RECORD EXTRACTS ::

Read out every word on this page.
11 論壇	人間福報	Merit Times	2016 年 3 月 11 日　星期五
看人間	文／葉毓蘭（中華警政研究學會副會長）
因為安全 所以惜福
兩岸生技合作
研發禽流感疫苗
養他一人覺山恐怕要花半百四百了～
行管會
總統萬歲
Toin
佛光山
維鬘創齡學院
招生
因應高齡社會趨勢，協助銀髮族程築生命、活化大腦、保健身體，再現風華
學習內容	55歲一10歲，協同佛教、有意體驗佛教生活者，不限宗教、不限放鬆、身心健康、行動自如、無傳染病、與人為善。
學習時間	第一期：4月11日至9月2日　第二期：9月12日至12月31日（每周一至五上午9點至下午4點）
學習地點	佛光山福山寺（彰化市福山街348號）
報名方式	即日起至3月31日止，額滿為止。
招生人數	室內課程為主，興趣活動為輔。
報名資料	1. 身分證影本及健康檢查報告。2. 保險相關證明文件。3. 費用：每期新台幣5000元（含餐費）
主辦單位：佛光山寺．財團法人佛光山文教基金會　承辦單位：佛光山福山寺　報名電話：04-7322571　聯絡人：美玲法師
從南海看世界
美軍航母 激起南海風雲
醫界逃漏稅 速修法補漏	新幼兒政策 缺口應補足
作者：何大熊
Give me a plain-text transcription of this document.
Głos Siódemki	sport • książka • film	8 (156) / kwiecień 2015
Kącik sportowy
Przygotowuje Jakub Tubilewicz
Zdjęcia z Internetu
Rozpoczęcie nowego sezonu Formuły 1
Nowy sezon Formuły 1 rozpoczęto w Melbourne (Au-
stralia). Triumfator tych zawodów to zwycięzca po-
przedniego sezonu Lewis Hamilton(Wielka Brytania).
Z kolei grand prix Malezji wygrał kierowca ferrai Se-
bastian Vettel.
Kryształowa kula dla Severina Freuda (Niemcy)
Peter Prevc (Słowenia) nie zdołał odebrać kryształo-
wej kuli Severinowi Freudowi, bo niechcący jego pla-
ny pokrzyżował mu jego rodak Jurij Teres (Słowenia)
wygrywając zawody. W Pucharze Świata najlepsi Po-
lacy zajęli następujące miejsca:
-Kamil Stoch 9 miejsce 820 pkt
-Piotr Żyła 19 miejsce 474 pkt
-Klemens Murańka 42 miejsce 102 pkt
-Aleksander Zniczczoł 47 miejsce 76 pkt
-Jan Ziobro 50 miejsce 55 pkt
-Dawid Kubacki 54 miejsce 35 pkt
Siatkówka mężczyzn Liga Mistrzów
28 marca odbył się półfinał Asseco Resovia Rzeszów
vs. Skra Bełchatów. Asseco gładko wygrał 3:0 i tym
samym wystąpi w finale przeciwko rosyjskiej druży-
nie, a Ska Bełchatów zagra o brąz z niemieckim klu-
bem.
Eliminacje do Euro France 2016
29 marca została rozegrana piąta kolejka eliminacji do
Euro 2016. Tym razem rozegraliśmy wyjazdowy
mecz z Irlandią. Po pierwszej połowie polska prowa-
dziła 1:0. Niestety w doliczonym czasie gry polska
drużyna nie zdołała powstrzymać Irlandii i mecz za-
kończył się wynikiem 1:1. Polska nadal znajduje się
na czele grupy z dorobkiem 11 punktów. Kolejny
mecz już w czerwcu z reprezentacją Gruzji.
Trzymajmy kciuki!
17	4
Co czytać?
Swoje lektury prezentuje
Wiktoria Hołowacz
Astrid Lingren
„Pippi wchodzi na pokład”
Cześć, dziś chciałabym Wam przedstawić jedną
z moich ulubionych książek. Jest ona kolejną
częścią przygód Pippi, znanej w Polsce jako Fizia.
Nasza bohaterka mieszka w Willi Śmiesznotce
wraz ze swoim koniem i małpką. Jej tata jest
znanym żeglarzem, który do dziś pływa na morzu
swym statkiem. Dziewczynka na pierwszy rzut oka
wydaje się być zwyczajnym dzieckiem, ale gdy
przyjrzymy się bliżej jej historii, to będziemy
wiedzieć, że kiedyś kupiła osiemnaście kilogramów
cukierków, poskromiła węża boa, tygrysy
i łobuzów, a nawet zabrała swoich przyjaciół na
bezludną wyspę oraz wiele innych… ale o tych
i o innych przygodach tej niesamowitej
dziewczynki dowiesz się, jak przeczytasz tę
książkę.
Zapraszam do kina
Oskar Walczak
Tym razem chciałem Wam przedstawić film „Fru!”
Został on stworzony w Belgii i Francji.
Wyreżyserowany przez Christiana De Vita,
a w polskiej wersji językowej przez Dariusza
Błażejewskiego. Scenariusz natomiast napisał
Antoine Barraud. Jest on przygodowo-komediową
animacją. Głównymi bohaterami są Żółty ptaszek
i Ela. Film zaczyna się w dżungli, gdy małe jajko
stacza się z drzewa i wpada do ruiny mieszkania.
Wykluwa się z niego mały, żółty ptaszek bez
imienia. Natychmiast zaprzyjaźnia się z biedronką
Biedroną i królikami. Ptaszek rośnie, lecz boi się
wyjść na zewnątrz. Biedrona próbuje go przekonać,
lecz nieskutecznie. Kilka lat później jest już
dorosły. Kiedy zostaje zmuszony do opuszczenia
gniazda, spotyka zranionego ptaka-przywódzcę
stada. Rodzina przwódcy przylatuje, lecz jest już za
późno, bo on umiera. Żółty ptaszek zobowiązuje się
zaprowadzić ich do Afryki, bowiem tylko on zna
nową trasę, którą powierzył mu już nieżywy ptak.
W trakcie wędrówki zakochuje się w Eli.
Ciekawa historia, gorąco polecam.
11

TASK TO CARRY OUT :: Type out all of the material again, word for word.

CORRECT ANSWER ::
Read out every word on this page.
11 論壇	人間福報	Merit Times	2016 年 3 月 11 日　星期五
看人間	文／葉毓蘭（中華警政研究學會副會長）
因為安全 所以惜福
兩岸生技合作
研發禽流感疫苗
養他一人覺山恐怕要花半百四百了～
行管會
總統萬歲
Toin
佛光山
維鬘創齡學院
招生
因應高齡社會趨勢，協助銀髮族程築生命、活化大腦、保健身體，再現風華
學習內容	55歲一10歲，協同佛教、有意體驗佛教生活者，不限宗教、不限放鬆、身心健康、行動自如、無傳染病、與人為善。
學習時間	第一期：4月11日至9月2日　第二期：9月12日至12月31日（每周一至五上午9點至下午4點）
學習地點	佛光山福山寺（彰化市福山街348號）
報名方式	即日起至3月31日止，額滿為止。
招生人數	室內課程為主，興趣活動為輔。
報名資料	1. 身分證影本及健康檢查報告。2. 保險相關證明文件。3. 費用：每期新台幣5000元（含餐費）
主辦單位：佛光山寺．財團法人佛光山文教基金會　承辦單位：佛光山福山寺　報名電話：04-7322571　聯絡人：美玲法師
從南海看世界
美軍航母 激起南海風雲
醫界逃漏稅 速修法補漏	新幼兒政策 缺口應補足
作者：何大熊
Give me a plain-text transcription of this document.
Głos Siódemki	sport • książka • film	8 (156) / kwiecień 2015
Kącik sportowy
Przygotowuje Jakub Tubilewicz
Zdjęcia z Internetu
Rozpoczęcie nowego sezonu Formuły 1
Nowy sezon Formuły 1 rozpoczęto w Melbourne (Au-
stralia). Triumfator tych zawodów to zwycięzca po-
przedniego sezonu Lewis Hamilton(Wielka Brytania).
Z kolei grand prix Malezji wygrał kierowca ferrai Se-
bastian Vettel.
Kryształowa kula dla Severina Freuda (Niemcy)
Peter Prevc (Słowenia) nie zdołał odebrać kryształo-
wej kuli Severinowi Freudowi, bo niechcący jego pla-
ny pokrzyżował mu jego rodak Jurij Teres (Słowenia)
wygrywając zawody. W Pucharze Świata najlepsi Po-
lacy zajęli następujące miejsca:
-Kamil Stoch 9 miejsce 820 pkt
-Piotr Żyła 19 miejsce 474 pkt
-Klemens Murańka 42 miejsce 102 pkt
-Aleksander Zniczczoł 47 miejsce 76 pkt
-Jan Ziobro 50 miejsce 55 pkt
-Dawid Kubacki 54 miejsce 35 pkt
Siatkówka mężczyzn Liga Mistrzów
28 marca odbył się półfinał Asseco Resovia Rzeszów
vs. Skra Bełchatów. Asseco gładko wygrał 3:0 i tym
samym wystąpi w finale przeciwko rosyjskiej druży-
nie, a Ska Bełchatów zagra o brąz z niemieckim klu-
bem.
Eliminacje do Euro France 2016
29 marca została rozegrana piąta kolejka eliminacji do
Euro 2016. Tym razem rozegraliśmy wyjazdowy
mecz z Irlandią. Po pierwszej połowie polska prowa-
dziła 1:0. Niestety w doliczonym czasie gry polska
drużyna nie zdołała powstrzymać Irlandii i mecz za-
kończył się wynikiem 1:1. Polska nadal znajduje się
na czele grupy z dorobkiem 11 punktów. Kolejny
mecz już w czerwcu z reprezentacją Gruzji.
Trzymajmy kciuki!
17	4
Co czytać?
Swoje lektury prezentuje
Wiktoria Hołowacz
Astrid Lingren
„Pippi wchodzi na pokład”
Cześć, dziś chciałabym Wam przedstawić jedną
z moich ulubionych książek. Jest ona kolejną
częścią przygód Pippi, znanej w Polsce jako Fizia.
Nasza bohaterka mieszka w Willi Śmiesznotce
wraz ze swoim koniem i małpką. Jej tata jest
znanym żeglarzem, który do dziś pływa na morzu
swym statkiem. Dziewczynka na pierwszy rzut oka
wydaje się być zwyczajnym dzieckiem, ale gdy
przyjrzymy się bliżej jej historii, to będziemy
wiedzieć, że kiedyś kupiła osiemnaście kilogramów
cukierków, poskromiła węża boa, tygrysy
i łobuzów, a nawet zabrała swoich przyjaciół na
bezludną wyspę oraz wiele innych… ale o tych
i o innych przygodach tej niesamowitej
dziewczynki dowiesz się, jak przeczytasz tę
książkę.
Zapraszam do kina
Oskar Walczak
Tym razem chciałem Wam przedstawić film „Fru!”
Został on stworzony w Belgii i Francji.
Wyreżyserowany przez Christiana De Vita,
a w polskiej wersji językowej przez Dariusza
Błażejewskiego. Scenariusz natomiast napisał
Antoine Barraud. Jest on przygodowo-komediową
animacją. Głównymi bohaterami są Żółty ptaszek
i Ela. Film zaczyna się w dżungli, gdy małe jajko
stacza się z drzewa i wpada do ruiny mieszkania.
Wykluwa się z niego mały, żółty ptaszek bez
imienia. Natychmiast zaprzyjaźnia się z biedronką
Biedroną i królikami. Ptaszek rośnie, lecz boi się
wyjść na zewnątrz. Biedrona próbuje go przekonać,
lecz nieskutecznie. Kilka lat później jest już
dorosły. Kiedy zostaje zmuszony do opuszczenia
gniazda, spotyka zranionego ptaka-przywódzcę
stada. Rodzina przwódcy przylatuje, lecz jest już za
późno, bo on umiera. Żółty ptaszek zobowiązuje się
zaprowadzić ich do Afryki, bowiem tylko on zna
nową trasę, którą powierzył mu już nieżywy ptak.
W trakcie wędrówki zakochuje się w Eli.
Ciekawa historia, gorąco polecam.
11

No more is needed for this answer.